*DO THIS:*
Select, from the data, each line where "powołuje" occurs.

INFORMATION SHOWN start

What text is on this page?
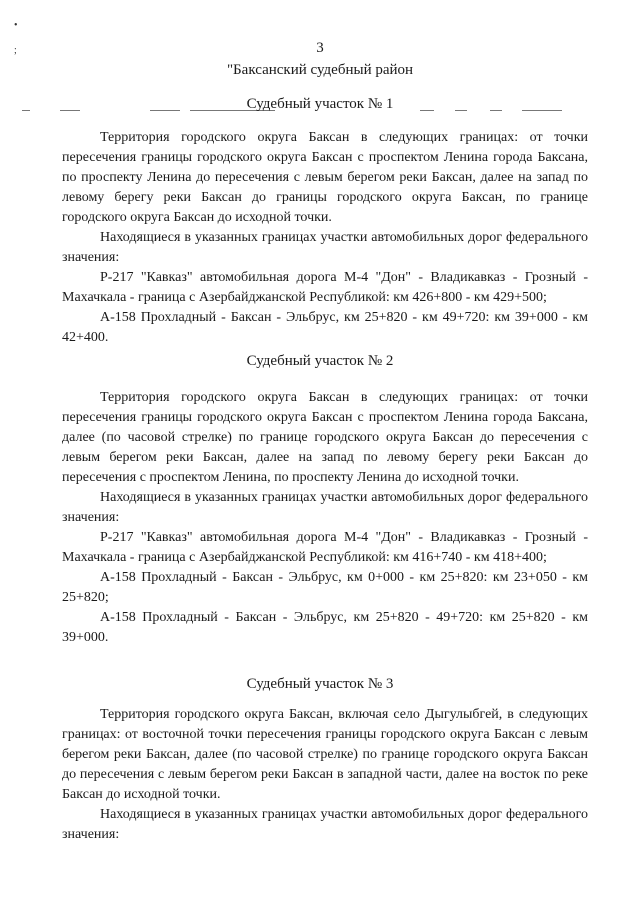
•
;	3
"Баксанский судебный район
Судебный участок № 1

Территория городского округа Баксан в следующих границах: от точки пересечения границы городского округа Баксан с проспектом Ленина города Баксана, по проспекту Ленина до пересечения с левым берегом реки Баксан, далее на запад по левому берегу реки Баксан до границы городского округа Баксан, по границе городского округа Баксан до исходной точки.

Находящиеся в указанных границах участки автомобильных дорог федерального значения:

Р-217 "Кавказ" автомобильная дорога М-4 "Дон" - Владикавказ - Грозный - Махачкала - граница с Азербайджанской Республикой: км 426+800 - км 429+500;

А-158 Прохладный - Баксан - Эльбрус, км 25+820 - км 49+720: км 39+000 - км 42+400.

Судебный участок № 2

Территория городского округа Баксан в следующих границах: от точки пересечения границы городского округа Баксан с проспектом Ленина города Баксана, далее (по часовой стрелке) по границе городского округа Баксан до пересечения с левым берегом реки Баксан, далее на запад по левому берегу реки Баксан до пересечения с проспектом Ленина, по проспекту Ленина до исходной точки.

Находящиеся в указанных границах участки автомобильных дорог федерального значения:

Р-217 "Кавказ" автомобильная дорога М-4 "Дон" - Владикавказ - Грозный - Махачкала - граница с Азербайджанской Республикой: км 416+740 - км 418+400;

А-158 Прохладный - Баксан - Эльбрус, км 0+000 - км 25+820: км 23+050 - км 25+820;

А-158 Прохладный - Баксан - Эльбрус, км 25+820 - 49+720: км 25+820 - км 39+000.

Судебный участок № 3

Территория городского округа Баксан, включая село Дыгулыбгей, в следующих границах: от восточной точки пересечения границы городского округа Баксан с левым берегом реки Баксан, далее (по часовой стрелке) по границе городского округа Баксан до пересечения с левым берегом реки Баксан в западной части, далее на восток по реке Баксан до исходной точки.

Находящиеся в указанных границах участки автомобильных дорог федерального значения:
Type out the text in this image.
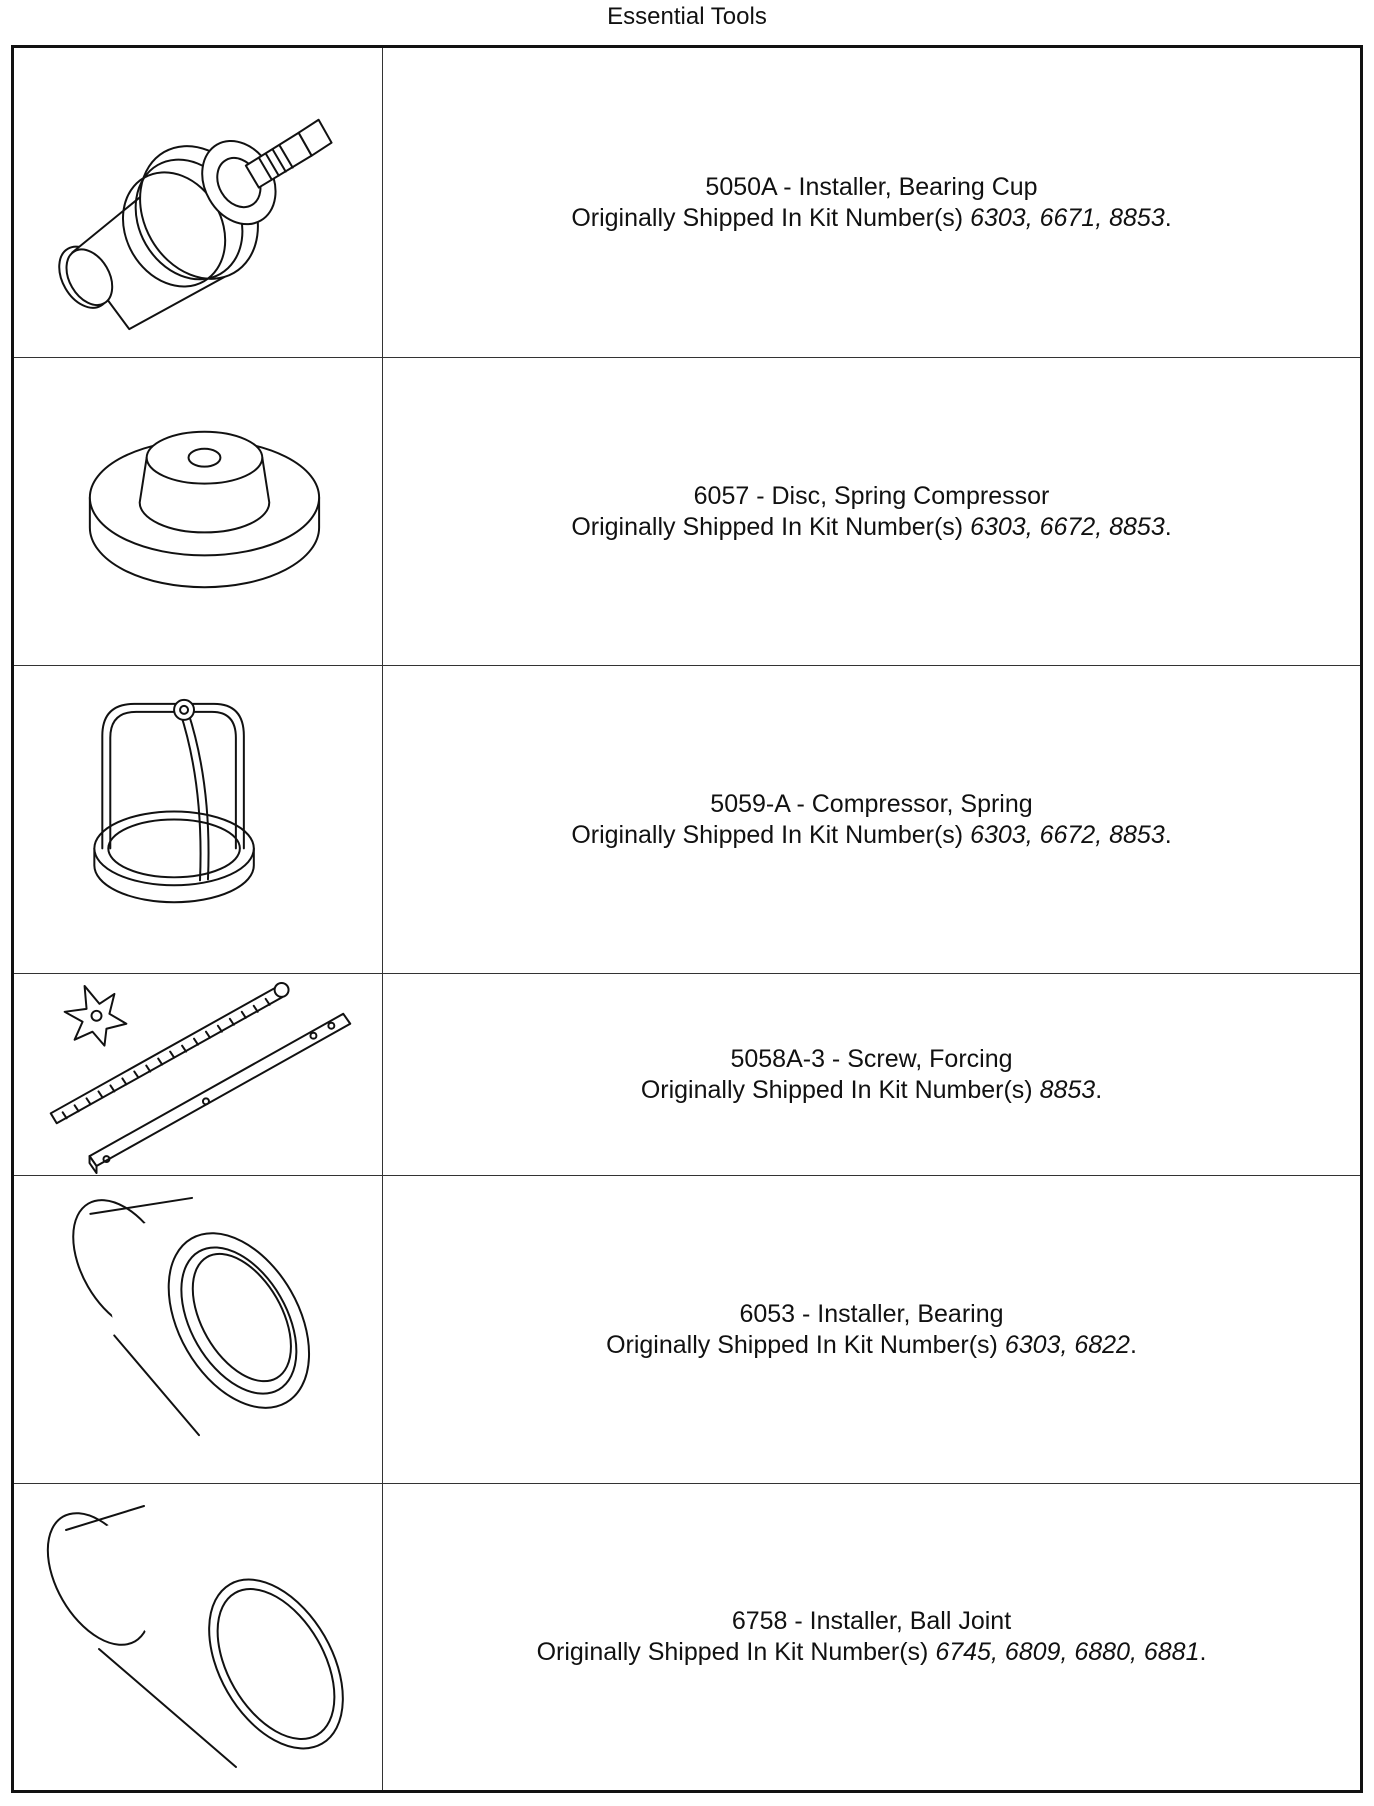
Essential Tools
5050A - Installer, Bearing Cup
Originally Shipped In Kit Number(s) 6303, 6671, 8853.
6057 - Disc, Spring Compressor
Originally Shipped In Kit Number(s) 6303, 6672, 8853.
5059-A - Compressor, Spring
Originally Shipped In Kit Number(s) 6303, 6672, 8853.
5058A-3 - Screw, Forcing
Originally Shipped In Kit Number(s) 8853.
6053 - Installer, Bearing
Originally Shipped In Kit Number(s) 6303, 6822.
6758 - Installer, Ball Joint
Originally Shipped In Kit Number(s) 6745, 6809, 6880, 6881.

INFORMATION SHOWN end
INFORMATION SHOWN start

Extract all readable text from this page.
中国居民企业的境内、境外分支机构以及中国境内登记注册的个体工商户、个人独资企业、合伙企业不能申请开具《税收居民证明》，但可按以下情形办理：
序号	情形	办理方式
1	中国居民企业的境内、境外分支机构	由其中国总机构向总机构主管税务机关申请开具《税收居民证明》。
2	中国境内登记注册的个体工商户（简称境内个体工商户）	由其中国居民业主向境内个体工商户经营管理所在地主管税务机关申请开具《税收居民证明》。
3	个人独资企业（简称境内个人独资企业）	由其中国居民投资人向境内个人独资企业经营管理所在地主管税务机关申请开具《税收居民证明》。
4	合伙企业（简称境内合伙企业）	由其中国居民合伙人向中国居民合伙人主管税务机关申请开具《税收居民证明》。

INFORMATION SHOWN end
INFORMATION SHOWN start

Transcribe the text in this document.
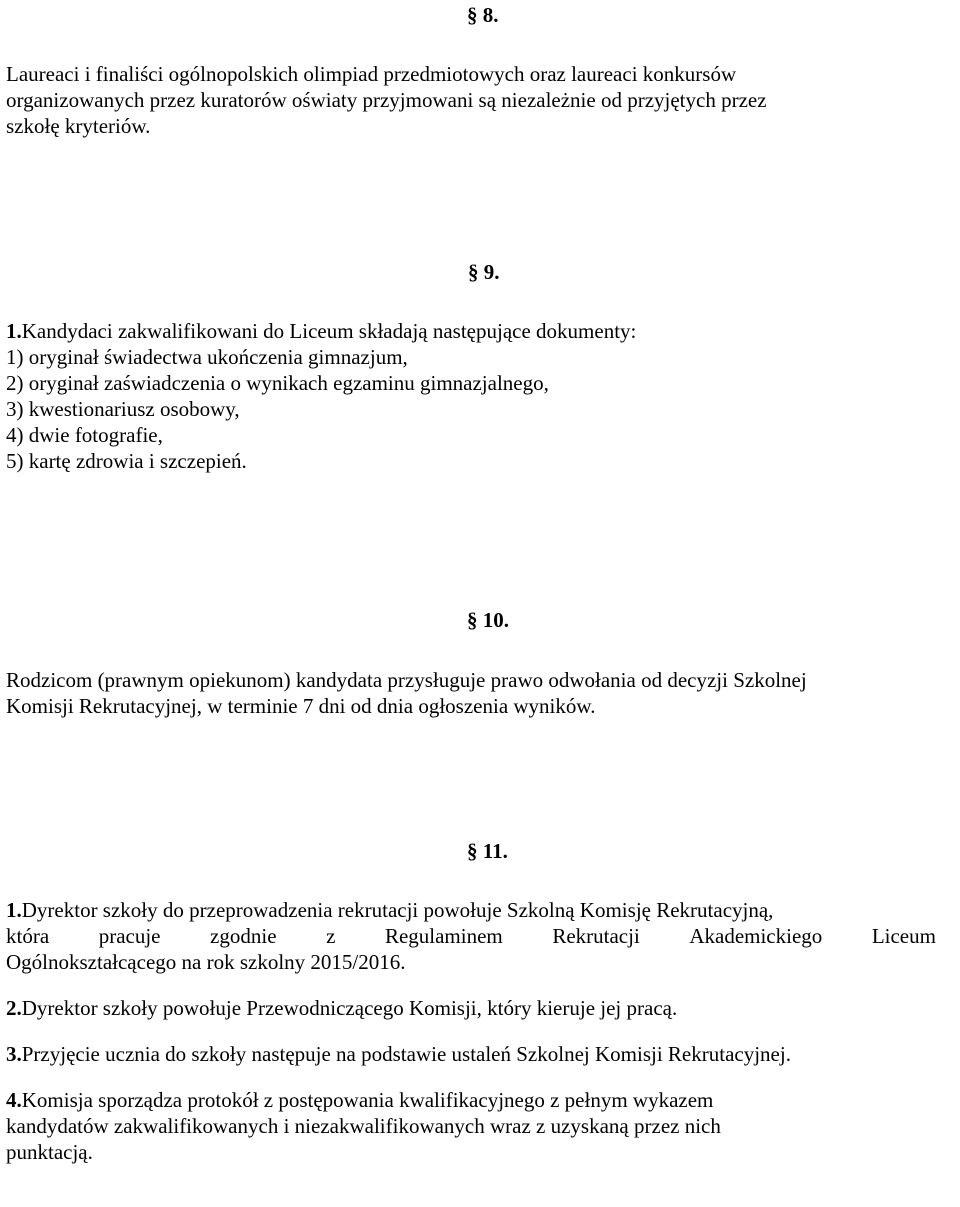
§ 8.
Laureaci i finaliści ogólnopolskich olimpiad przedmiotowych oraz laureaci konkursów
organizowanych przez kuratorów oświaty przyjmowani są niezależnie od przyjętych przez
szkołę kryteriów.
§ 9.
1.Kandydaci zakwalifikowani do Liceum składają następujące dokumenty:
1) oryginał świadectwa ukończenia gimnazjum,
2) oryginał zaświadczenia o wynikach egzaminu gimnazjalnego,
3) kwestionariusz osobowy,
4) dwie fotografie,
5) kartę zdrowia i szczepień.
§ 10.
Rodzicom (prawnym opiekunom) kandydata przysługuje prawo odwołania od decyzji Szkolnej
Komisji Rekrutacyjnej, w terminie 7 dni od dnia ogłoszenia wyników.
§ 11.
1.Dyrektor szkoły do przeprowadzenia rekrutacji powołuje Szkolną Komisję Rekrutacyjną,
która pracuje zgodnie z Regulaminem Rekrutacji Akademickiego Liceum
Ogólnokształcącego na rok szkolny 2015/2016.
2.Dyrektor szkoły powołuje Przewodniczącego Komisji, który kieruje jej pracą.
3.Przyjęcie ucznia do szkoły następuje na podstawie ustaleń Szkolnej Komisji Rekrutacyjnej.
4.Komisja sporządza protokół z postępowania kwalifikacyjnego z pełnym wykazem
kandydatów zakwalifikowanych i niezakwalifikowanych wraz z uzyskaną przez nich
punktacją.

INFORMATION SHOWN end

*CORRECT RESPONSE:*
1.Dyrektor szkoły do przeprowadzenia rekrutacji powołuje Szkolną Komisję Rekrutacyjną,
2.Dyrektor szkoły powołuje Przewodniczącego Komisji, który kieruje jej pracą.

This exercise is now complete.